[Short problem] Make an exact copy of all the entries below, with the pictures left out.

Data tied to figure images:
>> Start
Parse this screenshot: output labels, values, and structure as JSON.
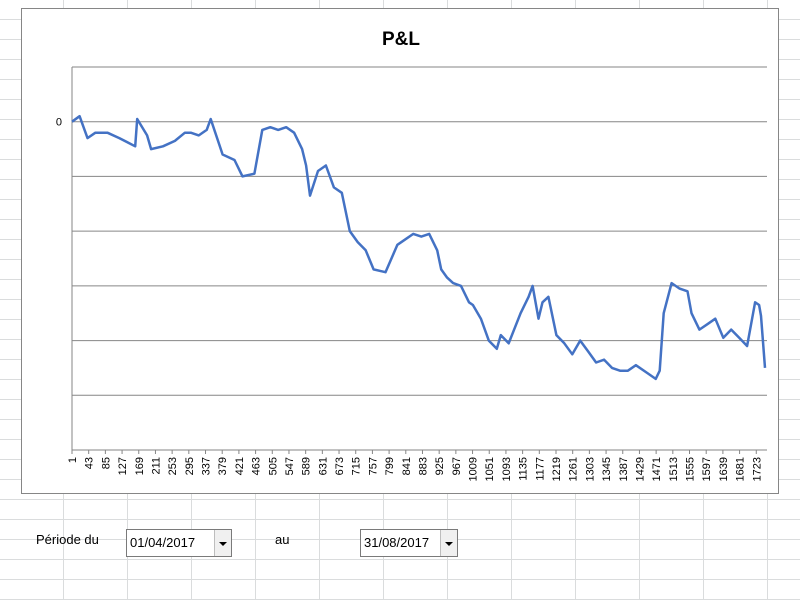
{
  "chart_data": {
    "type": "line",
    "title": "P&L",
    "xlabel": "",
    "ylabel": "",
    "y_tick_labels": [
      "0"
    ],
    "x_tick_labels": [
      "1",
      "43",
      "85",
      "127",
      "169",
      "211",
      "253",
      "295",
      "337",
      "379",
      "421",
      "463",
      "505",
      "547",
      "589",
      "631",
      "673",
      "715",
      "757",
      "799",
      "841",
      "883",
      "925",
      "967",
      "1009",
      "1051",
      "1093",
      "1135",
      "1177",
      "1219",
      "1261",
      "1303",
      "1345",
      "1387",
      "1429",
      "1471",
      "1513",
      "1555",
      "1597",
      "1639",
      "1681",
      "1723"
    ],
    "x_range": [
      1,
      1750
    ],
    "y_range_relative_to_zero": [
      -6,
      1
    ],
    "grid": "horizontal major gridlines",
    "legend": "none",
    "line_color": "#4472c4",
    "series": [
      {
        "x": [
          1,
          20,
          40,
          60,
          90,
          120,
          160,
          165,
          190,
          200,
          230,
          260,
          285,
          300,
          320,
          340,
          350,
          380,
          410,
          430,
          460,
          480,
          500,
          520,
          540,
          560,
          580,
          590,
          600,
          620,
          640,
          660,
          680,
          700,
          720,
          740,
          760,
          790,
          820,
          840,
          860,
          880,
          900,
          920,
          930,
          945,
          960,
          980,
          1000,
          1010,
          1030,
          1050,
          1070,
          1080,
          1100,
          1130,
          1150,
          1160,
          1175,
          1185,
          1200,
          1220,
          1240,
          1260,
          1280,
          1300,
          1320,
          1340,
          1360,
          1380,
          1400,
          1420,
          1450,
          1470,
          1480,
          1490,
          1510,
          1530,
          1550,
          1560,
          1580,
          1600,
          1620,
          1640,
          1660,
          1680,
          1700,
          1710,
          1720,
          1730,
          1735,
          1745
        ],
        "y": [
          0.0,
          0.1,
          -0.3,
          -0.2,
          -0.2,
          -0.3,
          -0.45,
          0.05,
          -0.25,
          -0.5,
          -0.45,
          -0.35,
          -0.2,
          -0.2,
          -0.25,
          -0.15,
          0.05,
          -0.6,
          -0.7,
          -1.0,
          -0.95,
          -0.15,
          -0.1,
          -0.15,
          -0.1,
          -0.2,
          -0.5,
          -0.8,
          -1.35,
          -0.9,
          -0.8,
          -1.2,
          -1.3,
          -2.0,
          -2.2,
          -2.35,
          -2.7,
          -2.75,
          -2.25,
          -2.15,
          -2.05,
          -2.1,
          -2.05,
          -2.35,
          -2.7,
          -2.85,
          -2.95,
          -3.0,
          -3.3,
          -3.35,
          -3.6,
          -4.0,
          -4.15,
          -3.9,
          -4.05,
          -3.5,
          -3.2,
          -3.0,
          -3.6,
          -3.3,
          -3.2,
          -3.9,
          -4.05,
          -4.25,
          -4.0,
          -4.2,
          -4.4,
          -4.35,
          -4.5,
          -4.55,
          -4.55,
          -4.45,
          -4.6,
          -4.7,
          -4.55,
          -3.5,
          -2.95,
          -3.05,
          -3.1,
          -3.5,
          -3.8,
          -3.7,
          -3.6,
          -3.95,
          -3.8,
          -3.95,
          -4.1,
          -3.7,
          -3.3,
          -3.35,
          -3.55,
          -4.5
        ]
      }
    ]
  },
  "controls": {
    "period_label": "Période du",
    "start_date": "01/04/2017",
    "to_label": "au",
    "end_date": "31/08/2017"
  }
}
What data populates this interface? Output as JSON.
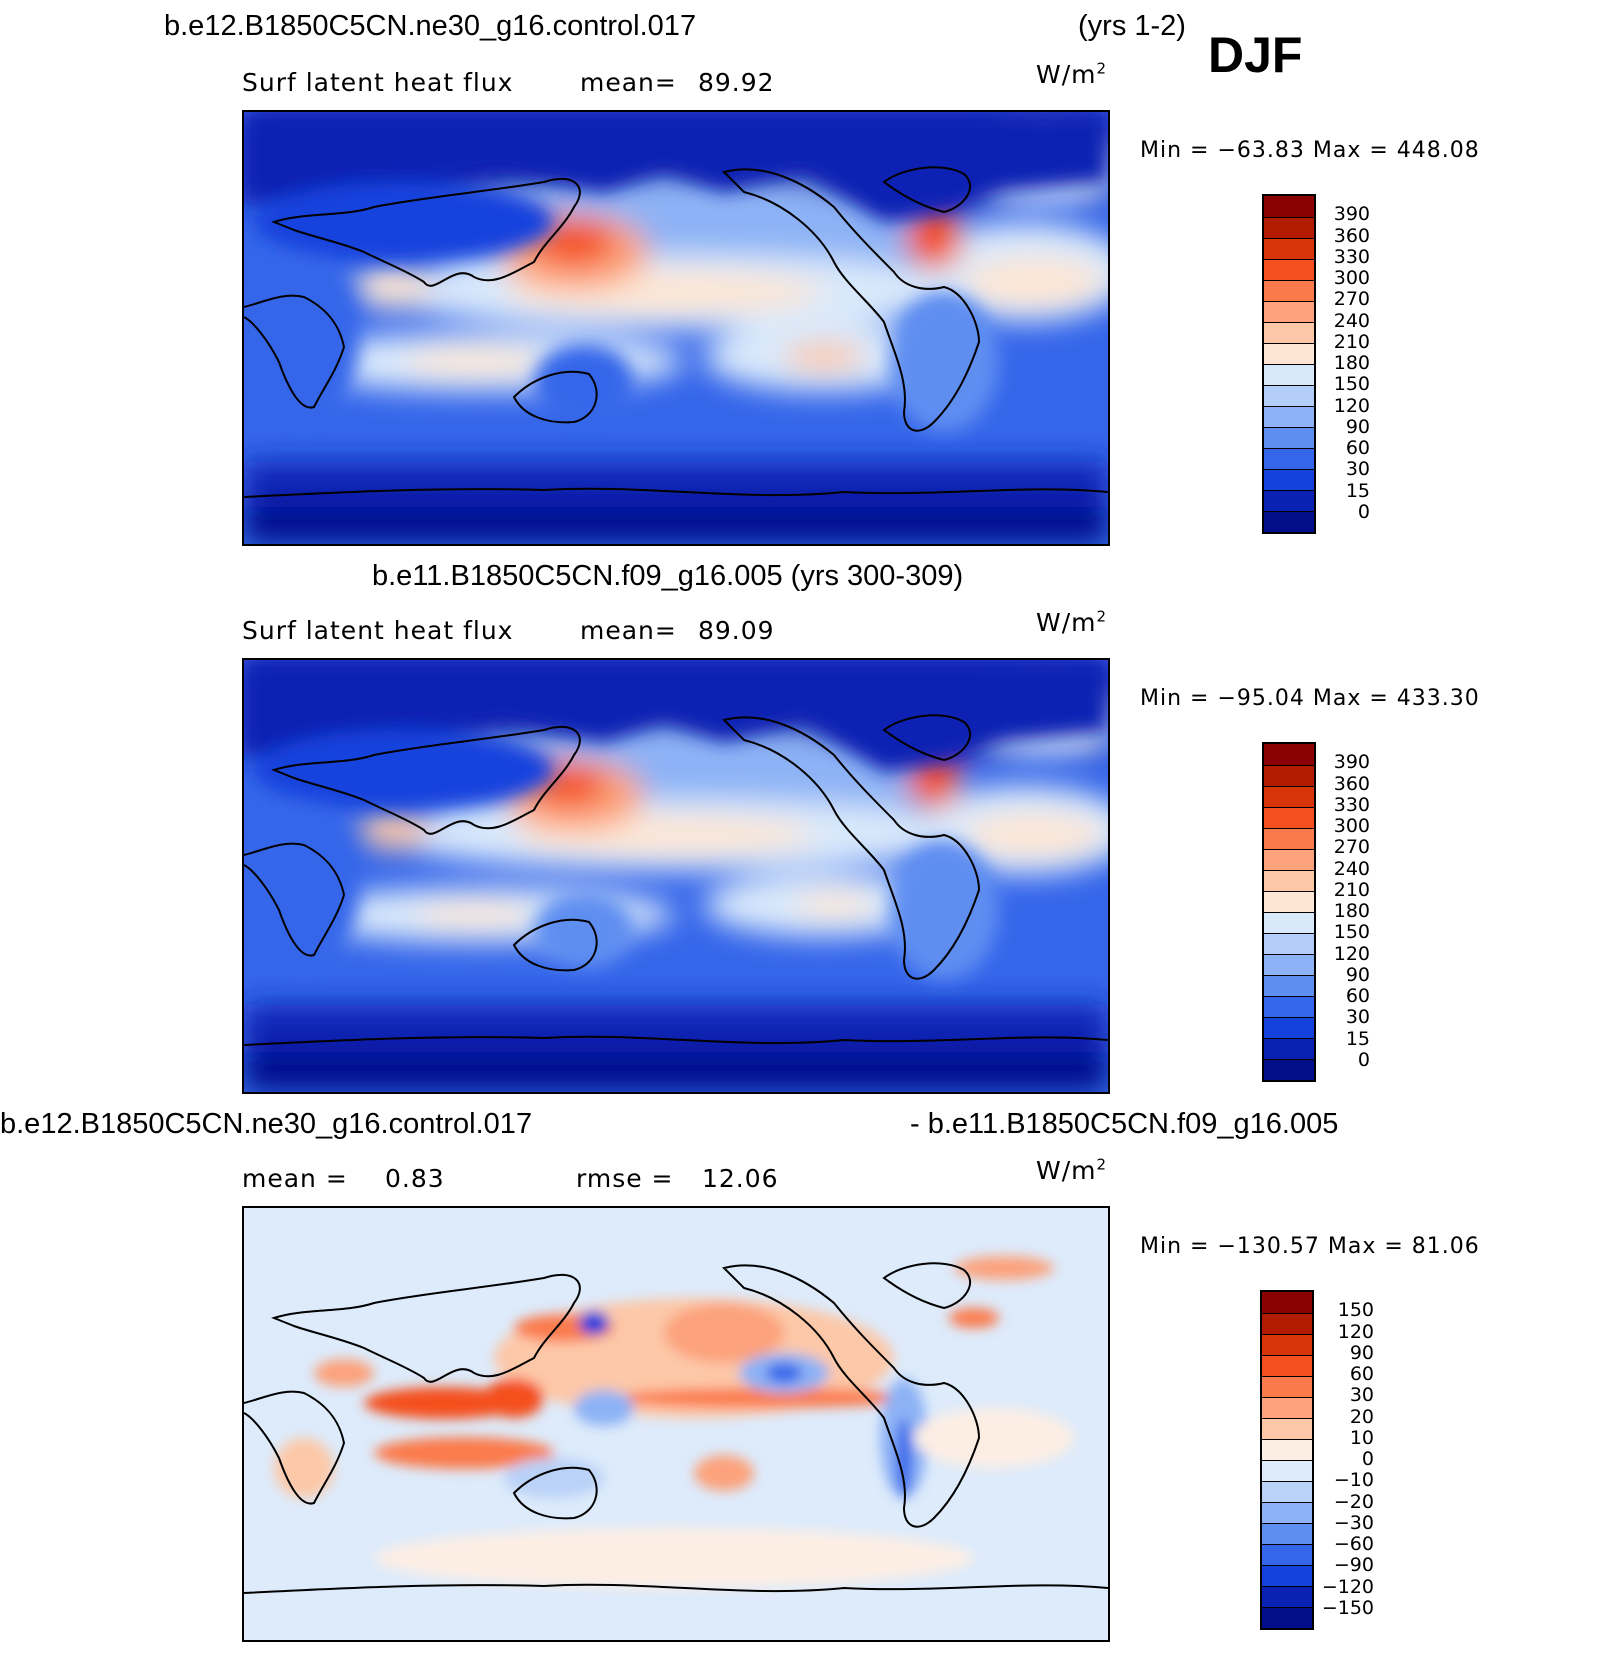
>> End
[Output for this task]
Parse this screenshot: output labels, values, and structure as JSON.
{
  "chart_data": {
    "type": "line",
    "title": "P&L",
    "xlabel": "",
    "ylabel": "",
    "y_tick_labels": [
      "0"
    ],
    "x_tick_labels": [
      "1",
      "43",
      "85",
      "127",
      "169",
      "211",
      "253",
      "295",
      "337",
      "379",
      "421",
      "463",
      "505",
      "547",
      "589",
      "631",
      "673",
      "715",
      "757",
      "799",
      "841",
      "883",
      "925",
      "967",
      "1009",
      "1051",
      "1093",
      "1135",
      "1177",
      "1219",
      "1261",
      "1303",
      "1345",
      "1387",
      "1429",
      "1471",
      "1513",
      "1555",
      "1597",
      "1639",
      "1681",
      "1723"
    ],
    "x_range": [
      1,
      1750
    ],
    "y_range_relative_to_zero": [
      -6,
      1
    ],
    "grid": "horizontal major gridlines",
    "legend": "none",
    "line_color": "#4472c4",
    "series": [
      {
        "x": [
          1,
          20,
          40,
          60,
          90,
          120,
          160,
          165,
          190,
          200,
          230,
          260,
          285,
          300,
          320,
          340,
          350,
          380,
          410,
          430,
          460,
          480,
          500,
          520,
          540,
          560,
          580,
          590,
          600,
          620,
          640,
          660,
          680,
          700,
          720,
          740,
          760,
          790,
          820,
          840,
          860,
          880,
          900,
          920,
          930,
          945,
          960,
          980,
          1000,
          1010,
          1030,
          1050,
          1070,
          1080,
          1100,
          1130,
          1150,
          1160,
          1175,
          1185,
          1200,
          1220,
          1240,
          1260,
          1280,
          1300,
          1320,
          1340,
          1360,
          1380,
          1400,
          1420,
          1450,
          1470,
          1480,
          1490,
          1510,
          1530,
          1550,
          1560,
          1580,
          1600,
          1620,
          1640,
          1660,
          1680,
          1700,
          1710,
          1720,
          1730,
          1735,
          1745
        ],
        "y": [
          0.0,
          0.1,
          -0.3,
          -0.2,
          -0.2,
          -0.3,
          -0.45,
          0.05,
          -0.25,
          -0.5,
          -0.45,
          -0.35,
          -0.2,
          -0.2,
          -0.25,
          -0.15,
          0.05,
          -0.6,
          -0.7,
          -1.0,
          -0.95,
          -0.15,
          -0.1,
          -0.15,
          -0.1,
          -0.2,
          -0.5,
          -0.8,
          -1.35,
          -0.9,
          -0.8,
          -1.2,
          -1.3,
          -2.0,
          -2.2,
          -2.35,
          -2.7,
          -2.75,
          -2.25,
          -2.15,
          -2.05,
          -2.1,
          -2.05,
          -2.35,
          -2.7,
          -2.85,
          -2.95,
          -3.0,
          -3.3,
          -3.35,
          -3.6,
          -4.0,
          -4.15,
          -3.9,
          -4.05,
          -3.5,
          -3.2,
          -3.0,
          -3.6,
          -3.3,
          -3.2,
          -3.9,
          -4.05,
          -4.25,
          -4.0,
          -4.2,
          -4.4,
          -4.35,
          -4.5,
          -4.55,
          -4.55,
          -4.45,
          -4.6,
          -4.7,
          -4.55,
          -3.5,
          -2.95,
          -3.05,
          -3.1,
          -3.5,
          -3.8,
          -3.7,
          -3.6,
          -3.95,
          -3.8,
          -3.95,
          -4.1,
          -3.7,
          -3.3,
          -3.35,
          -3.55,
          -4.5
        ]
      }
    ]
  },
  "controls": {
    "period_label": "Période du",
    "start_date": "01/04/2017",
    "to_label": "au",
    "end_date": "31/08/2017"
  }
}
What data populates this interface? Output as JSON.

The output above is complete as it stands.